§ **Task prompt**:
Exactly retype the lines below from the one containing "Type out the text in this image." through the end of the listing. Leave pictures out.

§ **Material for this exercise**:
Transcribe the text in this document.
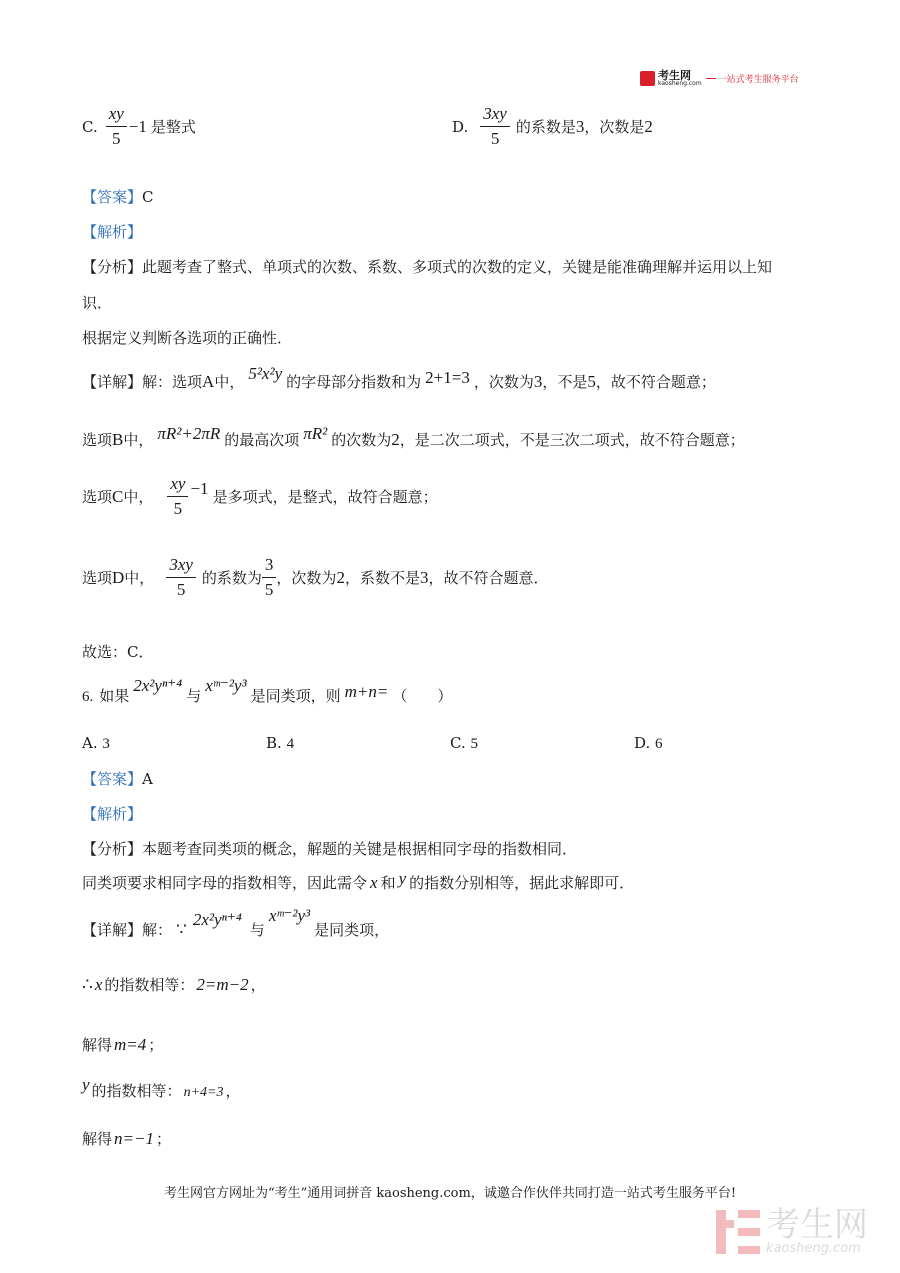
考生网
kaosheng.com 一站式考生服务平台
C. $\frac{xy}{5} -1$ 是整式	D. $\frac{3xy}{5}$ 的系数是 3 ，次数是 2
【答案】C
【解析】
【分析】此题考查了整式、单项式的次数、系数、多项式的次数的定义，关键是能准确理解并运用以上知
识．
根据定义判断各选项的正确性．
【详解】 解：选项 A 中， 5²x²y 的字母部分指数和为 2+1=3 ，次数为 3 ，不是 5 ，故不符合题意；
选项 B 中， πR²+2πR 的最高次项 πR² 的次数为 2 ，是二次二项式，不是三次二项式，故不符合题意；
选项 C 中， $\frac{xy}{5} -1$ 是多项式，是整式，故符合题意；
选项 D 中， $\frac{3xy}{5}$ 的系数为 $\frac{3}{5}$ ，次数为 2 ，系数不是 3 ，故不符合题意．
故选：C．
6. 如果
2x²yⁿ⁺⁴
与
xᵐ⁻²y³
是同类项，则 m+n= （　　）
A. 3	B. 4	C. 5	D. 6
【答案】A
【解析】
【分析】本题考查同类项的概念，解题的关键是根据相同字母的指数相同．
同类项要求相同字母的指数相等，因此需令 x 和 y 的指数分别相等，据此求解即可．
【详解】 解： ∵
2x²yⁿ⁺⁴
与
xᵐ⁻²y³
是同类项，
∴ x 的指数相等： 2=m−2 ，
解得 m=4 ；
y 的指数相等： n+4=3 ，
解得 n=−1 ；
考生网官方网址为“考生”通用词拼音 kaosheng.com，诚邀合作伙伴共同打造一站式考生服务平台!
考生网
kaosheng.com
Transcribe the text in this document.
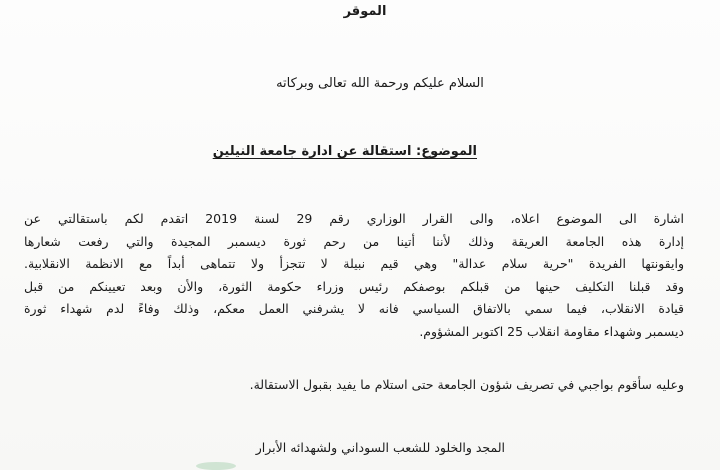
الموقر
السلام عليكم ورحمة الله تعالى وبركاته
الموضوع: استقالة عن ادارة جامعة النيلين
اشارة الى الموضوع اعلاه، والى القرار الوزاري رقم 29 لسنة 2019 اتقدم لكم باستقالتي عن
إدارة هذه الجامعة العريقة وذلك لأننا أتينا من رحم ثورة ديسمبر المجيدة والتي رفعت شعارها
وايقونتها الفريدة "حرية سلام عدالة" وهي قيم نبيلة لا تتجزأ ولا تتماهى أبداً مع الانظمة الانقلابية.
وقد قبلنا التكليف حينها من قبلكم بوصفكم رئيس وزراء حكومة الثورة، والأن وبعد تعيينكم من قبل
قيادة الانقلاب، فيما سمي بالاتفاق السياسي فانه لا يشرفني العمل معكم، وذلك وفاءً لدم شهداء ثورة
ديسمبر وشهداء مقاومة انقلاب 25 اكتوبر المشؤوم.
وعليه سأقوم بواجبي في تصريف شؤون الجامعة حتى استلام ما يفيد بقبول الاستقالة.
المجد والخلود للشعب السوداني ولشهدائه الأبرار
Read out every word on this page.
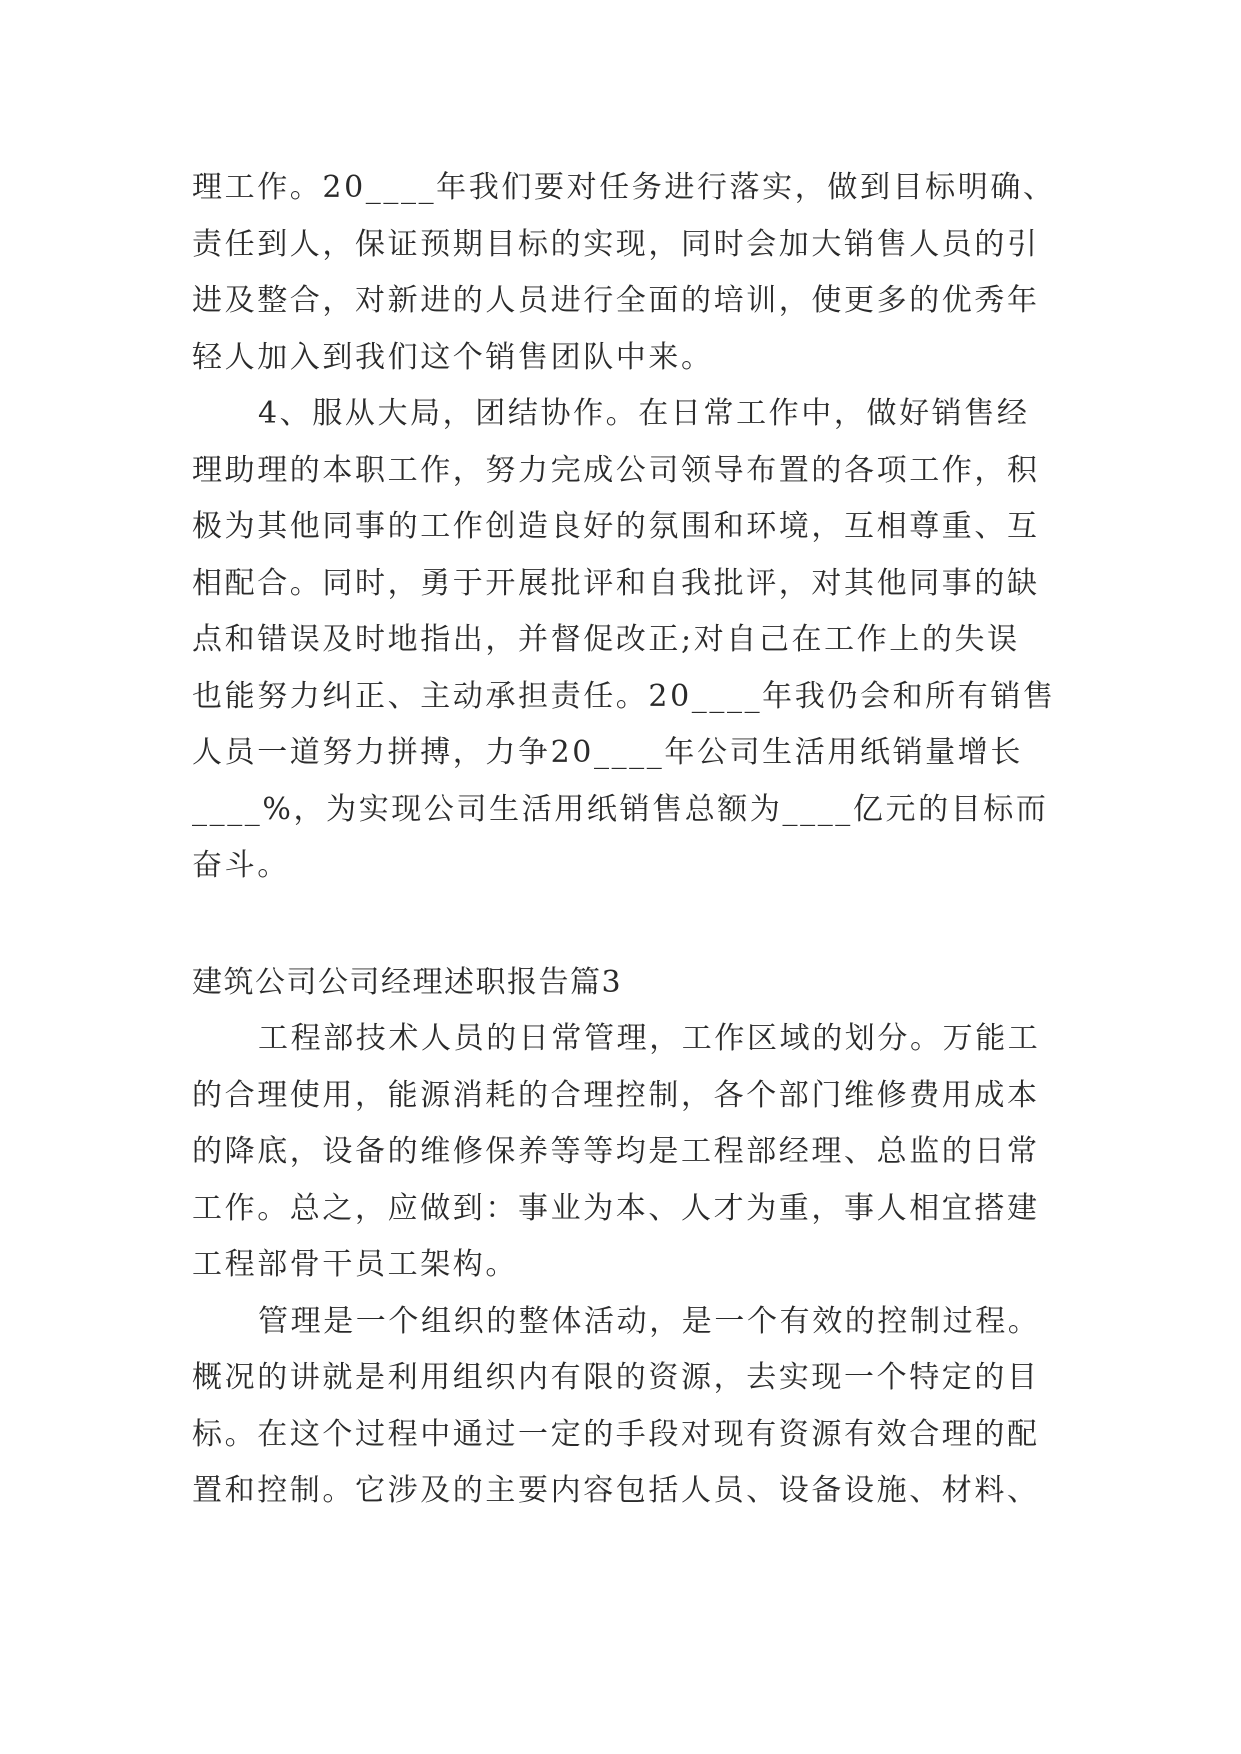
理工作。20____年我们要对任务进行落实，做到目标明确、
责任到人，保证预期目标的实现，同时会加大销售人员的引
进及整合，对新进的人员进行全面的培训，使更多的优秀年
轻人加入到我们这个销售团队中来。
4、服从大局，团结协作。在日常工作中，做好销售经
理助理的本职工作，努力完成公司领导布置的各项工作，积
极为其他同事的工作创造良好的氛围和环境，互相尊重、互
相配合。同时，勇于开展批评和自我批评，对其他同事的缺
点和错误及时地指出，并督促改正;对自己在工作上的失误
也能努力纠正、主动承担责任。20____年我仍会和所有销售
人员一道努力拼搏，力争20____年公司生活用纸销量增长
____%，为实现公司生活用纸销售总额为____亿元的目标而
奋斗。
建筑公司公司经理述职报告篇3
工程部技术人员的日常管理，工作区域的划分。万能工
的合理使用，能源消耗的合理控制，各个部门维修费用成本
的降底，设备的维修保养等等均是工程部经理、总监的日常
工作。总之，应做到：事业为本、人才为重，事人相宜搭建
工程部骨干员工架构。
管理是一个组织的整体活动，是一个有效的控制过程。
概况的讲就是利用组织内有限的资源，去实现一个特定的目
标。在这个过程中通过一定的手段对现有资源有效合理的配
置和控制。它涉及的主要内容包括人员、设备设施、材料、
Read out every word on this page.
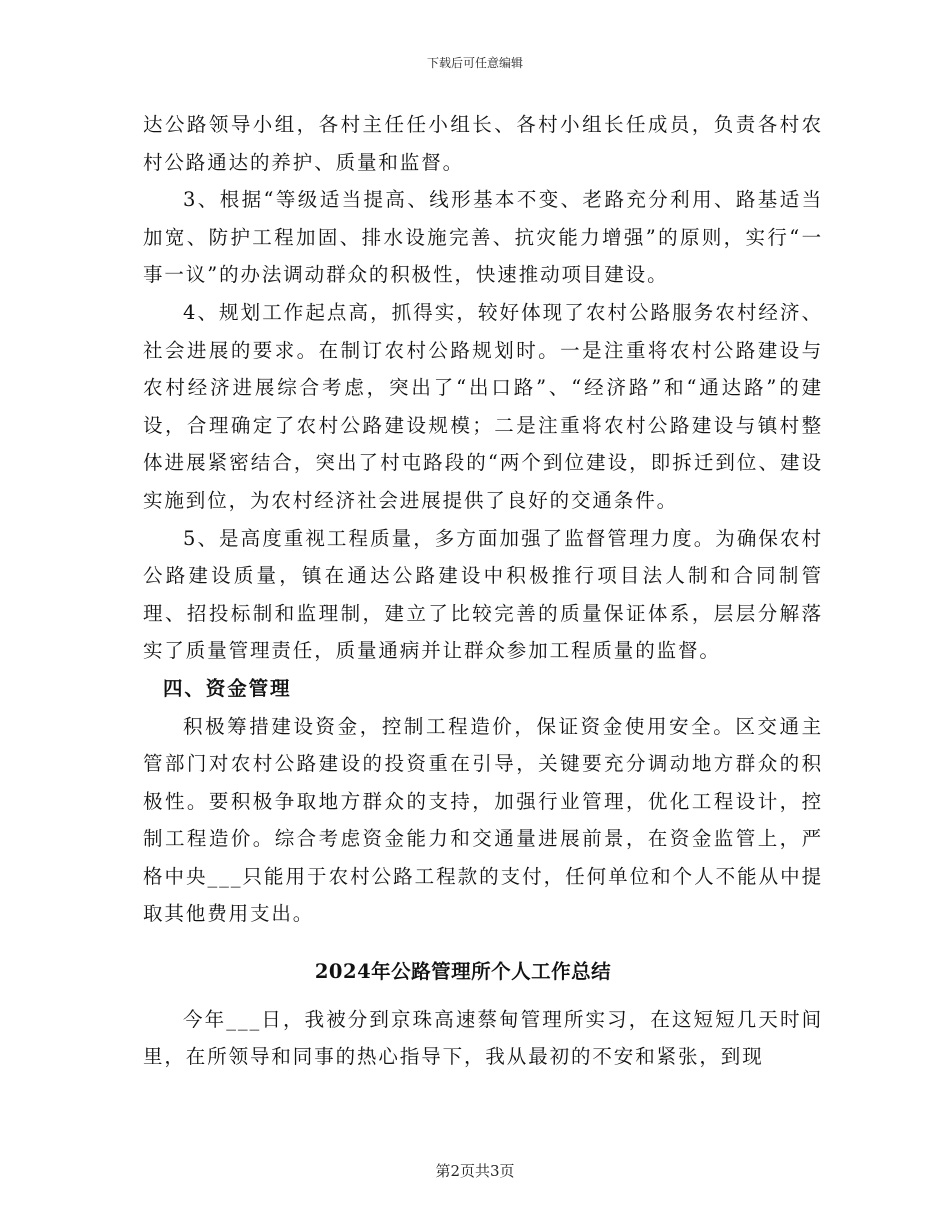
下载后可任意编辑

达公路领导小组，各村主任任小组长、各村小组长任成员，负责各村农村公路通达的养护、质量和监督。

3、根据“等级适当提高、线形基本不变、老路充分利用、路基适当加宽、防护工程加固、排水设施完善、抗灾能力增强”的原则，实行“一事一议”的办法调动群众的积极性，快速推动项目建设。

4、规划工作起点高，抓得实，较好体现了农村公路服务农村经济、社会进展的要求。在制订农村公路规划时。一是注重将农村公路建设与农村经济进展综合考虑，突出了“出口路”、“经济路”和“通达路”的建设，合理确定了农村公路建设规模；二是注重将农村公路建设与镇村整体进展紧密结合，突出了村屯路段的“两个到位建设，即拆迁到位、建设实施到位，为农村经济社会进展提供了良好的交通条件。

5、是高度重视工程质量，多方面加强了监督管理力度。为确保农村公路建设质量，镇在通达公路建设中积极推行项目法人制和合同制管理、招投标制和监理制，建立了比较完善的质量保证体系，层层分解落实了质量管理责任，质量通病并让群众参加工程质量的监督。

四、资金管理

积极筹措建设资金，控制工程造价，保证资金使用安全。区交通主管部门对农村公路建设的投资重在引导，关键要充分调动地方群众的积极性。要积极争取地方群众的支持，加强行业管理，优化工程设计，控制工程造价。综合考虑资金能力和交通量进展前景，在资金监管上，严格中央___只能用于农村公路工程款的支付，任何单位和个人不能从中提取其他费用支出。

2024年公路管理所个人工作总结

今年___日，我被分到京珠高速蔡甸管理所实习，在这短短几天时间里，在所领导和同事的热心指导下，我从最初的不安和紧张，到现

第2页共3页
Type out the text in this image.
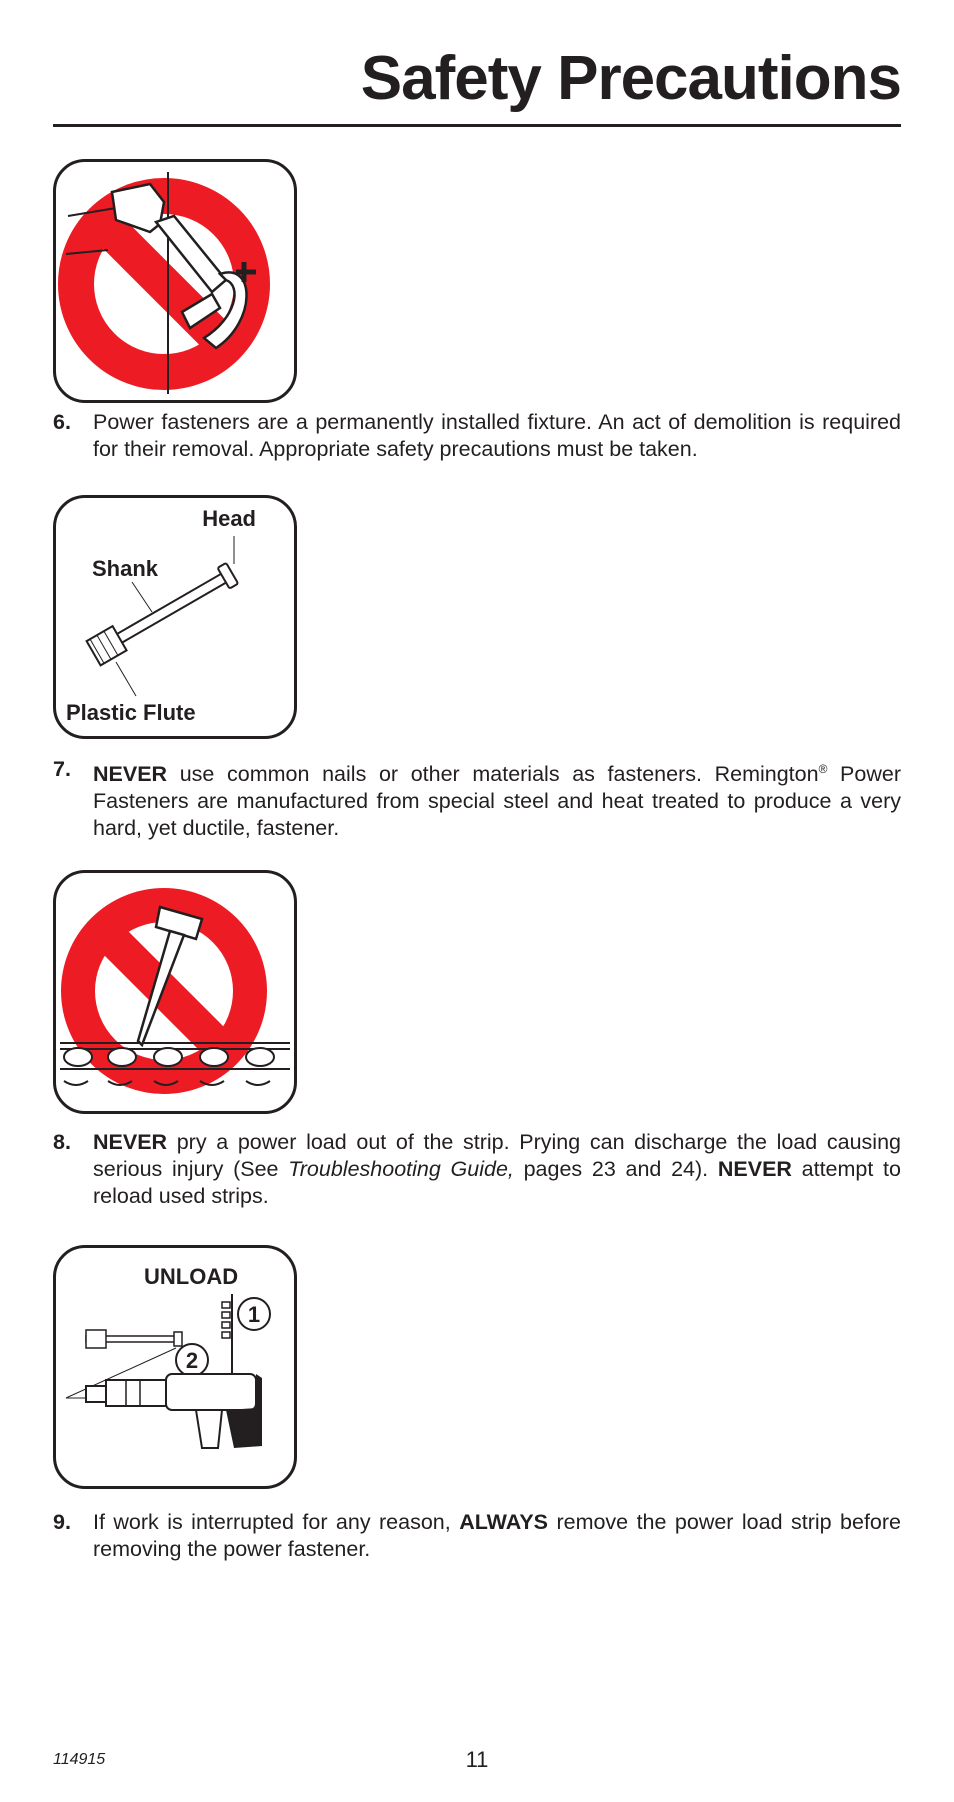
Safety Precautions
6. Power fasteners are a permanently installed fixture. An act of demolition is required for their removal. Appropriate safety precautions must be taken.
Head
Shank
Plastic Flute
7. NEVER use common nails or other materials as fasteners. Remington® Power Fasteners are manufactured from special steel and heat treated to produce a very hard, yet ductile, fastener.
8. NEVER pry a power load out of the strip. Prying can discharge the load causing serious injury (See Troubleshooting Guide, pages 23 and 24). NEVER attempt to reload used strips.
UNLOAD
1
2
9. If work is interrupted for any reason, ALWAYS remove the power load strip before removing the power fastener.
114915	11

§ **Reply**:
Type out the text in this image.
Safety Precautions
6. Power fasteners are a permanently installed fixture. An act of demolition is required for their removal. Appropriate safety precautions must be taken.
Head
Shank
Plastic Flute
7. NEVER use common nails or other materials as fasteners. Remington® Power Fasteners are manufactured from special steel and heat treated to produce a very hard, yet ductile, fastener.
8. NEVER pry a power load out of the strip. Prying can discharge the load causing serious injury (See Troubleshooting Guide, pages 23 and 24). NEVER attempt to reload used strips.
UNLOAD
1
2
9. If work is interrupted for any reason, ALWAYS remove the power load strip before removing the power fastener.
114915	11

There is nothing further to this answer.